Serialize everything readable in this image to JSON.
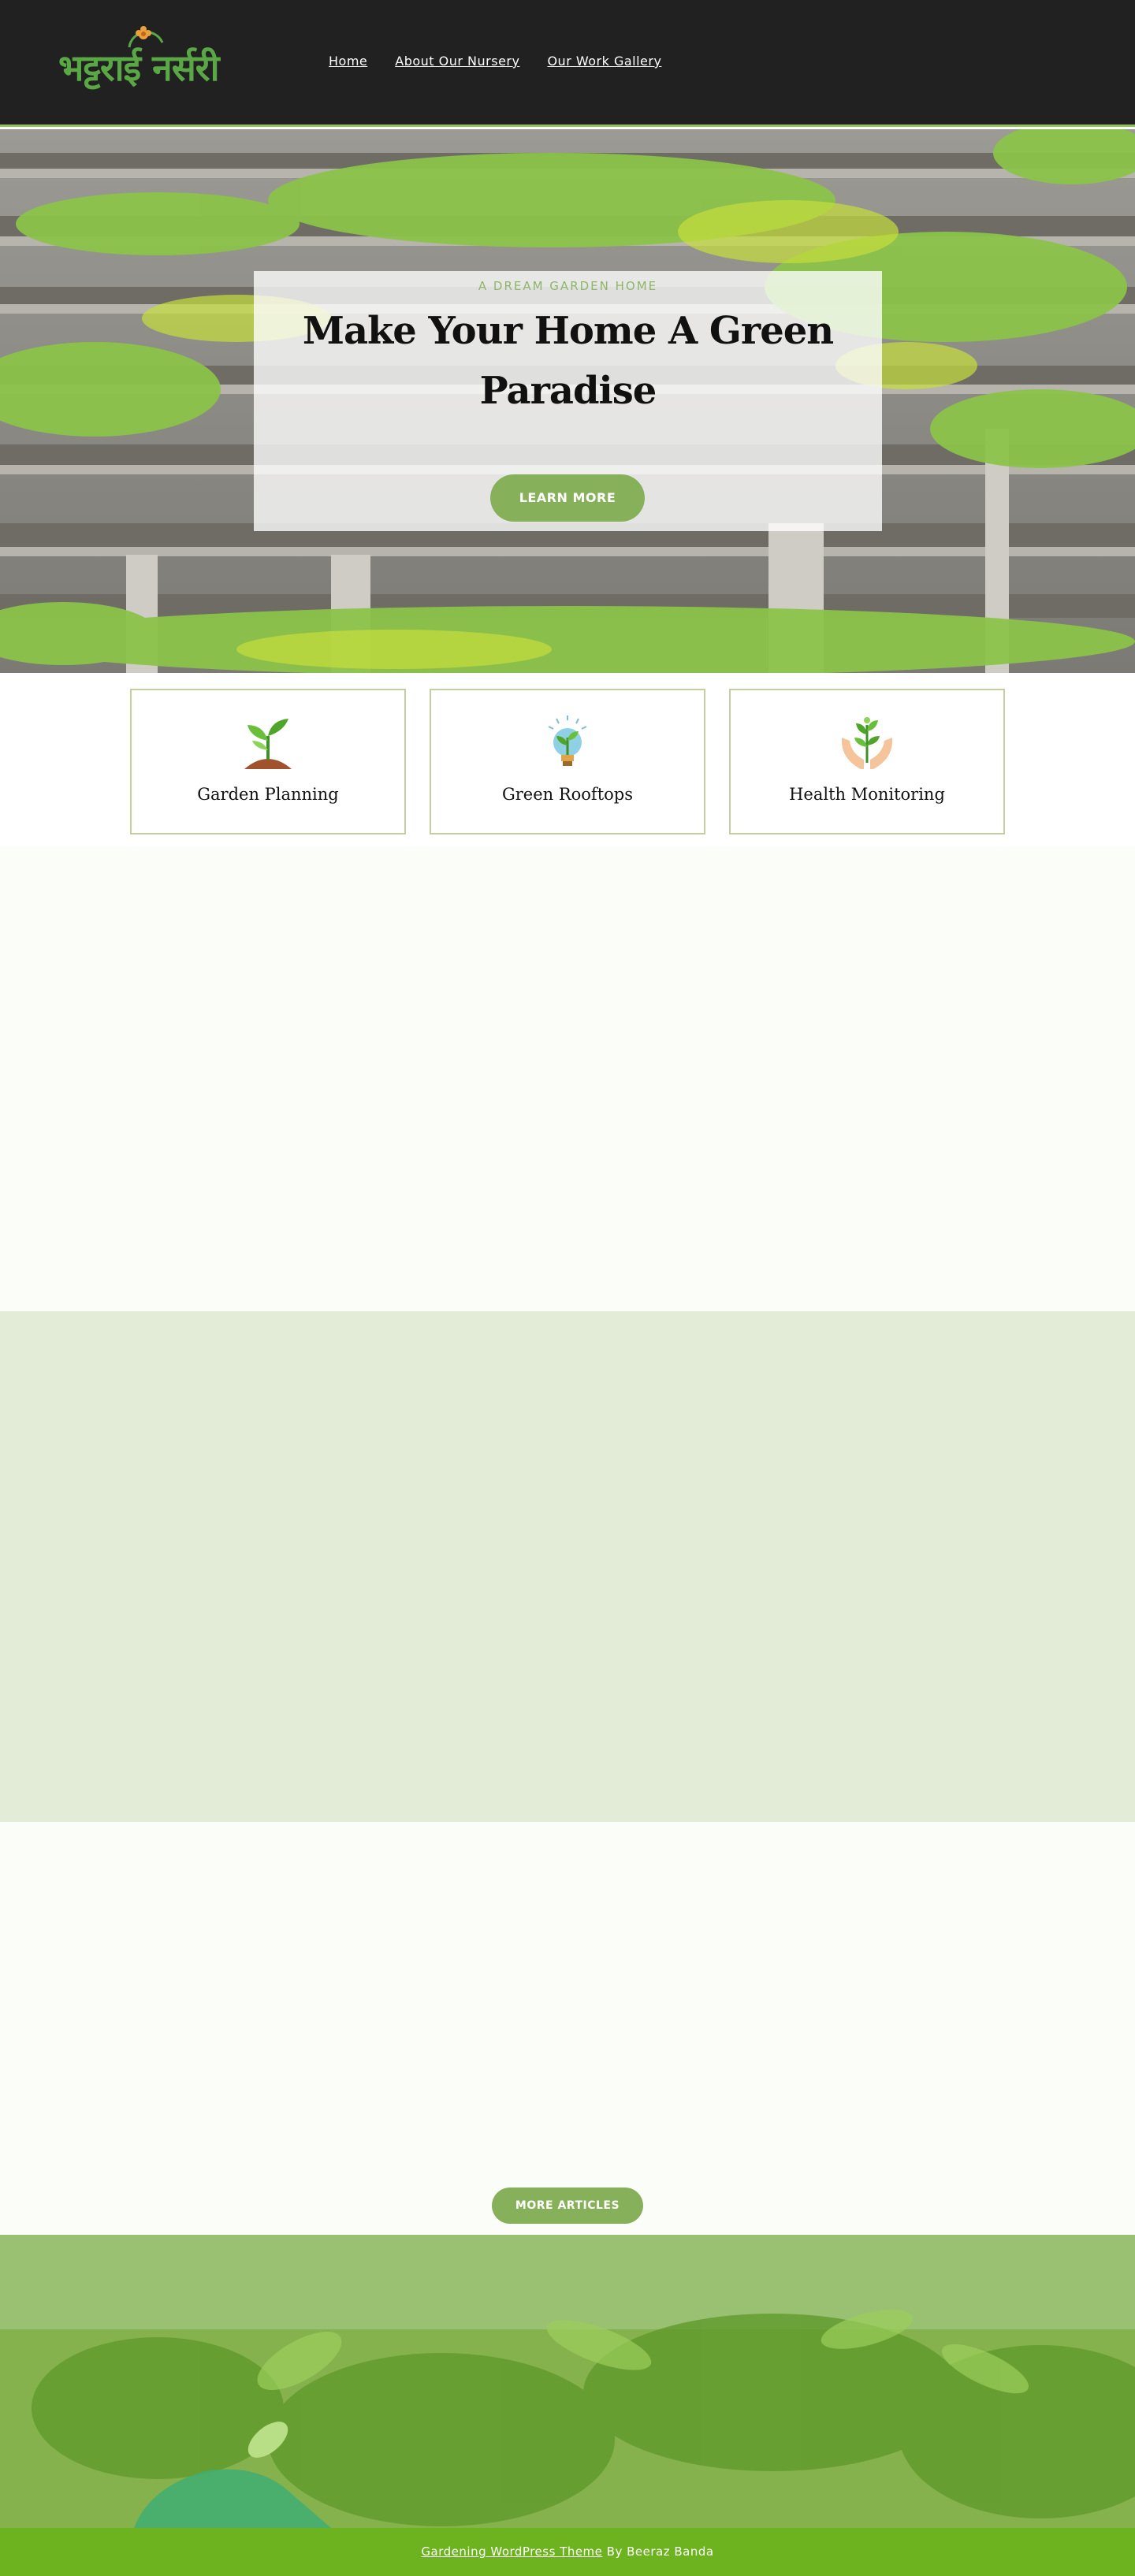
{
  "header": {
    "logo_text": "भट्टराई नर्सरी",
    "nav": [
      {
        "label": "Home"
      },
      {
        "label": "About Our Nursery"
      },
      {
        "label": "Our Work Gallery"
      }
    ]
  },
  "hero": {
    "subtitle": "A DREAM GARDEN HOME",
    "title": "Make Your Home A Green Paradise",
    "button_label": "LEARN MORE"
  },
  "features": [
    {
      "label": "Garden Planning",
      "icon": "sprout-icon"
    },
    {
      "label": "Green Rooftops",
      "icon": "lightbulb-plant-icon"
    },
    {
      "label": "Health Monitoring",
      "icon": "hands-plant-icon"
    }
  ],
  "articles": {
    "more_label": "MORE ARTICLES"
  },
  "footer": {
    "link_text": "Gardening WordPress Theme",
    "by_text": " By Beeraz Banda"
  },
  "colors": {
    "header_bg": "#212121",
    "accent": "#87b05b",
    "footer_bar": "#6db31f",
    "light_band": "#e3ecd6"
  }
}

======

Every line above should be returned word for word, with the pictures left behind.

Serialize everything readable in this image to JSON.
{
  "header": {
    "logo_text": "भट्टराई नर्सरी",
    "nav": [
      {
        "label": "Home"
      },
      {
        "label": "About Our Nursery"
      },
      {
        "label": "Our Work Gallery"
      }
    ]
  },
  "hero": {
    "subtitle": "A DREAM GARDEN HOME",
    "title": "Make Your Home A Green Paradise",
    "button_label": "LEARN MORE"
  },
  "features": [
    {
      "label": "Garden Planning",
      "icon": "sprout-icon"
    },
    {
      "label": "Green Rooftops",
      "icon": "lightbulb-plant-icon"
    },
    {
      "label": "Health Monitoring",
      "icon": "hands-plant-icon"
    }
  ],
  "articles": {
    "more_label": "MORE ARTICLES"
  },
  "footer": {
    "link_text": "Gardening WordPress Theme",
    "by_text": " By Beeraz Banda"
  },
  "colors": {
    "header_bg": "#212121",
    "accent": "#87b05b",
    "footer_bar": "#6db31f",
    "light_band": "#e3ecd6"
  }
}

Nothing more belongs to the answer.